### Task prompt
Filter the entries, keeping every line with the word "title".

### Data tied to figure images
========
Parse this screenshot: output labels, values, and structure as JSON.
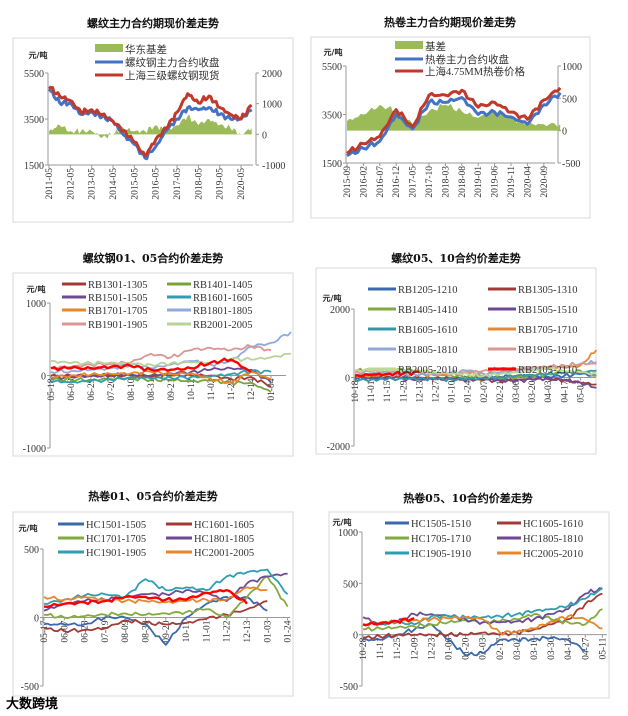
{
  "watermark": "大数跨境",
  "chart_data": [
    {
      "type": "line",
      "title": "螺纹主力合约期现价差走势",
      "unit": "元/吨",
      "x_labels": [
        "2011-05",
        "2012-05",
        "2013-05",
        "2014-05",
        "2015-05",
        "2016-05",
        "2017-05",
        "2018-05",
        "2019-05",
        "2020-05"
      ],
      "x_step": "half-year",
      "ylim": [
        1500,
        5500
      ],
      "yticks": [
        1500,
        3500,
        5500
      ],
      "y2lim": [
        -1000,
        2000
      ],
      "y2ticks": [
        -1000,
        0,
        1000,
        2000
      ],
      "series": [
        {
          "name": "华东基差",
          "kind": "area",
          "axis": "right",
          "color": "#9bbb59",
          "values": [
            100,
            300,
            100,
            100,
            100,
            -100,
            0,
            200,
            100,
            100,
            300,
            100,
            300,
            600,
            300,
            500,
            300,
            200,
            0,
            200
          ]
        },
        {
          "name": "螺纹钢主力合约收盘",
          "kind": "line",
          "axis": "left",
          "color": "#4472c4",
          "values": [
            4800,
            4200,
            4200,
            3700,
            3800,
            3600,
            3400,
            2800,
            2400,
            1800,
            2300,
            3000,
            3500,
            4000,
            3900,
            4000,
            3700,
            3500,
            3500,
            3900
          ]
        },
        {
          "name": "上海三级螺纹钢现货",
          "kind": "line",
          "axis": "left",
          "color": "#c0392b",
          "values": [
            4900,
            4500,
            4300,
            3800,
            3900,
            3700,
            3400,
            3000,
            2500,
            1900,
            2600,
            3100,
            3800,
            4600,
            4200,
            4500,
            4000,
            3700,
            3500,
            4100
          ]
        }
      ]
    },
    {
      "type": "line",
      "title": "热卷主力合约期现价差走势",
      "unit": "元/吨",
      "x_labels": [
        "2015-09",
        "2016-02",
        "2016-07",
        "2016-12",
        "2017-05",
        "2017-10",
        "2018-03",
        "2018-08",
        "2019-01",
        "2019-06",
        "2019-11",
        "2020-04",
        "2020-09"
      ],
      "ylim": [
        1500,
        5500
      ],
      "yticks": [
        1500,
        3500,
        5500
      ],
      "y2lim": [
        -500,
        1000
      ],
      "y2ticks": [
        -500,
        0,
        500,
        1000
      ],
      "series": [
        {
          "name": "基差",
          "kind": "area",
          "axis": "right",
          "color": "#9bbb59",
          "values": [
            150,
            250,
            400,
            300,
            100,
            300,
            400,
            300,
            200,
            300,
            200,
            100,
            100,
            100
          ]
        },
        {
          "name": "热卷主力合约收盘",
          "kind": "line",
          "axis": "left",
          "color": "#4472c4",
          "values": [
            1800,
            2100,
            2400,
            3500,
            2900,
            4000,
            4000,
            4200,
            3500,
            3600,
            3400,
            3100,
            3900,
            4400
          ]
        },
        {
          "name": "上海4.75MM热卷价格",
          "kind": "line",
          "axis": "left",
          "color": "#c0392b",
          "values": [
            1900,
            2300,
            2600,
            3700,
            3000,
            4300,
            4300,
            4500,
            3800,
            4000,
            3600,
            3300,
            4100,
            4600
          ]
        }
      ]
    },
    {
      "type": "line",
      "title": "螺纹钢01、05合约价差走势",
      "unit": "元/吨",
      "x_labels": [
        "05-18",
        "06-08",
        "06-29",
        "07-20",
        "08-10",
        "08-31",
        "09-21",
        "10-12",
        "11-02",
        "11-23",
        "12-14",
        "01-04"
      ],
      "ylim": [
        -1000,
        1000
      ],
      "yticks": [
        -1000,
        0,
        1000
      ],
      "series": [
        {
          "name": "RB1301-1305",
          "color": "#a23b36",
          "values": [
            0,
            0,
            0,
            0,
            0,
            -20,
            0,
            0,
            0,
            -50,
            -20,
            -150
          ]
        },
        {
          "name": "RB1401-1405",
          "color": "#77a33b",
          "values": [
            -50,
            -60,
            -60,
            -50,
            -40,
            -60,
            -60,
            -80,
            -70,
            -100,
            -100,
            -230
          ]
        },
        {
          "name": "RB1501-1505",
          "color": "#6e4a92",
          "values": [
            -30,
            -20,
            -10,
            0,
            20,
            0,
            30,
            50,
            80,
            100,
            80,
            -100
          ]
        },
        {
          "name": "RB1601-1605",
          "color": "#2e9fb3",
          "values": [
            -80,
            -90,
            -80,
            -60,
            -20,
            -40,
            -30,
            -20,
            -10,
            20,
            60,
            50
          ]
        },
        {
          "name": "RB1701-1705",
          "color": "#e9862a",
          "values": [
            -20,
            0,
            10,
            20,
            30,
            50,
            20,
            30,
            -50,
            -100,
            50,
            -50
          ]
        },
        {
          "name": "RB1801-1805",
          "color": "#8faadc",
          "values": [
            50,
            60,
            80,
            100,
            150,
            100,
            150,
            200,
            150,
            200,
            400,
            450,
            600
          ]
        },
        {
          "name": "RB1901-1905",
          "color": "#d99694",
          "values": [
            100,
            120,
            150,
            160,
            180,
            300,
            250,
            350,
            380,
            350,
            400,
            350
          ]
        },
        {
          "name": "RB2001-2005",
          "color": "#b8d39a",
          "values": [
            200,
            170,
            170,
            180,
            160,
            150,
            170,
            180,
            180,
            230,
            220,
            250,
            300
          ]
        },
        {
          "color": "#ff0000",
          "bold": true,
          "values": [
            100,
            100,
            100,
            120,
            130,
            80,
            80,
            100,
            180,
            220,
            50
          ]
        }
      ]
    },
    {
      "type": "line",
      "title": "螺纹05、10合约价差走势",
      "unit": "元/吨",
      "x_labels": [
        "10-18",
        "11-01",
        "11-15",
        "11-29",
        "12-13",
        "12-27",
        "01-10",
        "01-24",
        "02-07",
        "02-21",
        "03-06",
        "03-20",
        "04-03",
        "04-17",
        "05-01"
      ],
      "ylim": [
        -2000,
        2000
      ],
      "yticks": [
        -2000,
        0,
        2000
      ],
      "series": [
        {
          "name": "RB1205-1210",
          "color": "#3c69ad",
          "values": [
            -50,
            -30,
            0,
            20,
            0,
            -20,
            -30,
            -10,
            0,
            20,
            50,
            30,
            20,
            50,
            100,
            50
          ]
        },
        {
          "name": "RB1305-1310",
          "color": "#a33a36",
          "values": [
            50,
            30,
            20,
            0,
            -20,
            -30,
            -50,
            -60,
            -80,
            -100,
            -60,
            -50,
            -30,
            -80,
            -150,
            -200
          ]
        },
        {
          "name": "RB1405-1410",
          "color": "#83aa3e",
          "values": [
            200,
            220,
            250,
            230,
            200,
            100,
            50,
            30,
            50,
            -20,
            0,
            50,
            100,
            150,
            200,
            50
          ]
        },
        {
          "name": "RB1505-1510",
          "color": "#6b4a91",
          "values": [
            0,
            -20,
            -30,
            -50,
            -60,
            -40,
            -50,
            -60,
            -50,
            -80,
            -100,
            -60,
            -40,
            -80,
            -150,
            -300
          ]
        },
        {
          "name": "RB1605-1610",
          "color": "#3397a8",
          "values": [
            -80,
            -60,
            -50,
            -40,
            -30,
            -50,
            -60,
            -40,
            -20,
            0,
            50,
            80,
            100,
            120,
            150,
            200
          ]
        },
        {
          "name": "RB1705-1710",
          "color": "#e58a30",
          "values": [
            50,
            60,
            80,
            100,
            80,
            60,
            100,
            120,
            100,
            150,
            200,
            250,
            300,
            280,
            350,
            800
          ]
        },
        {
          "name": "RB1805-1810",
          "color": "#93a9d4",
          "values": [
            100,
            120,
            150,
            100,
            80,
            100,
            150,
            200,
            100,
            150,
            200,
            250,
            300,
            350,
            400,
            450
          ]
        },
        {
          "name": "RB1905-1910",
          "color": "#d89996",
          "values": [
            150,
            180,
            200,
            180,
            150,
            120,
            100,
            150,
            200,
            250,
            250,
            300,
            300,
            350,
            400,
            400
          ]
        },
        {
          "name": "RB2005-2010",
          "color": "#c0d79b",
          "values": [
            200,
            210,
            220,
            200,
            180,
            150,
            120,
            100,
            50,
            100,
            150,
            200,
            250,
            200,
            150,
            100
          ]
        },
        {
          "name": "RB2105-2110",
          "color": "#ff0000",
          "bold": true,
          "values": [
            50,
            80,
            100,
            120,
            150
          ]
        }
      ]
    },
    {
      "type": "line",
      "title": "热卷01、05合约价差走势",
      "unit": "元/吨",
      "x_labels": [
        "05-17",
        "06-07",
        "06-28",
        "07-19",
        "08-09",
        "08-30",
        "09-20",
        "10-11",
        "11-01",
        "11-22",
        "12-13",
        "01-03",
        "01-24"
      ],
      "ylim": [
        -500,
        500
      ],
      "yticks": [
        -500,
        0,
        500
      ],
      "series": [
        {
          "name": "HC1501-1505",
          "color": "#3c69ad",
          "values": [
            -50,
            -50,
            -50,
            0,
            0,
            -50,
            -200,
            0,
            100,
            150,
            150,
            50
          ]
        },
        {
          "name": "HC1601-1605",
          "color": "#a23b36",
          "values": [
            -80,
            -100,
            -90,
            -80,
            -20,
            -40,
            -50,
            -40,
            -10,
            20,
            60,
            120
          ]
        },
        {
          "name": "HC1701-1705",
          "color": "#83aa3e",
          "values": [
            20,
            0,
            10,
            20,
            30,
            20,
            30,
            40,
            60,
            0,
            150,
            300,
            80
          ]
        },
        {
          "name": "HC1801-1805",
          "color": "#6e4a92",
          "values": [
            50,
            100,
            120,
            130,
            150,
            170,
            170,
            200,
            180,
            120,
            250,
            300,
            320
          ]
        },
        {
          "name": "HC1901-1905",
          "color": "#2e9fb3",
          "values": [
            100,
            130,
            160,
            170,
            150,
            280,
            200,
            220,
            200,
            300,
            330,
            350,
            170
          ]
        },
        {
          "name": "HC2001-2005",
          "color": "#e9862a",
          "values": [
            150,
            130,
            150,
            130,
            120,
            120,
            110,
            120,
            130,
            130,
            220,
            200
          ]
        },
        {
          "color": "#ff0000",
          "bold": true,
          "values": [
            80,
            100,
            110,
            120,
            150,
            150,
            130,
            130,
            180,
            200,
            100
          ]
        }
      ]
    },
    {
      "type": "line",
      "title": "热卷05、10合约价差走势",
      "unit": "元/吨",
      "x_labels": [
        "10-28",
        "11-11",
        "11-25",
        "12-09",
        "12-23",
        "01-06",
        "01-20",
        "02-03",
        "02-17",
        "03-02",
        "03-16",
        "03-30",
        "04-13",
        "04-27",
        "05-11"
      ],
      "ylim": [
        -500,
        1000
      ],
      "yticks": [
        -500,
        0,
        500,
        1000
      ],
      "series": [
        {
          "name": "HC1505-1510",
          "color": "#3c69ad",
          "values": [
            -50,
            -50,
            0,
            50,
            100,
            -50,
            -200,
            -180,
            -50,
            -50,
            -40,
            -30,
            -50,
            -150
          ]
        },
        {
          "name": "HC1605-1610",
          "color": "#a23b36",
          "values": [
            -30,
            -20,
            0,
            0,
            0,
            0,
            0,
            20,
            0,
            20,
            50,
            100,
            150,
            300,
            400
          ]
        },
        {
          "name": "HC1705-1710",
          "color": "#83aa3e",
          "values": [
            50,
            60,
            70,
            80,
            100,
            120,
            140,
            120,
            130,
            150,
            200,
            150,
            120,
            100,
            250
          ]
        },
        {
          "name": "HC1805-1810",
          "color": "#6e4a92",
          "values": [
            170,
            100,
            120,
            200,
            200,
            180,
            150,
            120,
            120,
            130,
            150,
            200,
            250,
            400,
            450
          ]
        },
        {
          "name": "HC1905-1910",
          "color": "#2e9fb3",
          "values": [
            100,
            110,
            120,
            100,
            180,
            180,
            170,
            170,
            180,
            200,
            230,
            250,
            280,
            350,
            450
          ]
        },
        {
          "name": "HC2005-2010",
          "color": "#e9862a",
          "values": [
            100,
            120,
            130,
            140,
            150,
            160,
            170,
            150,
            20,
            30,
            60,
            130,
            180,
            150,
            60
          ]
        },
        {
          "color": "#ff0000",
          "bold": true,
          "values": [
            100,
            110,
            130,
            160
          ]
        }
      ]
    }
  ]
}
========
### The completed task
      "title": "螺纹主力合约期现价差走势",
      "title": "热卷主力合约期现价差走势",
      "title": "螺纹钢01、05合约价差走势",
      "title": "螺纹05、10合约价差走势",
      "title": "热卷01、05合约价差走势",
      "title": "热卷05、10合约价差走势",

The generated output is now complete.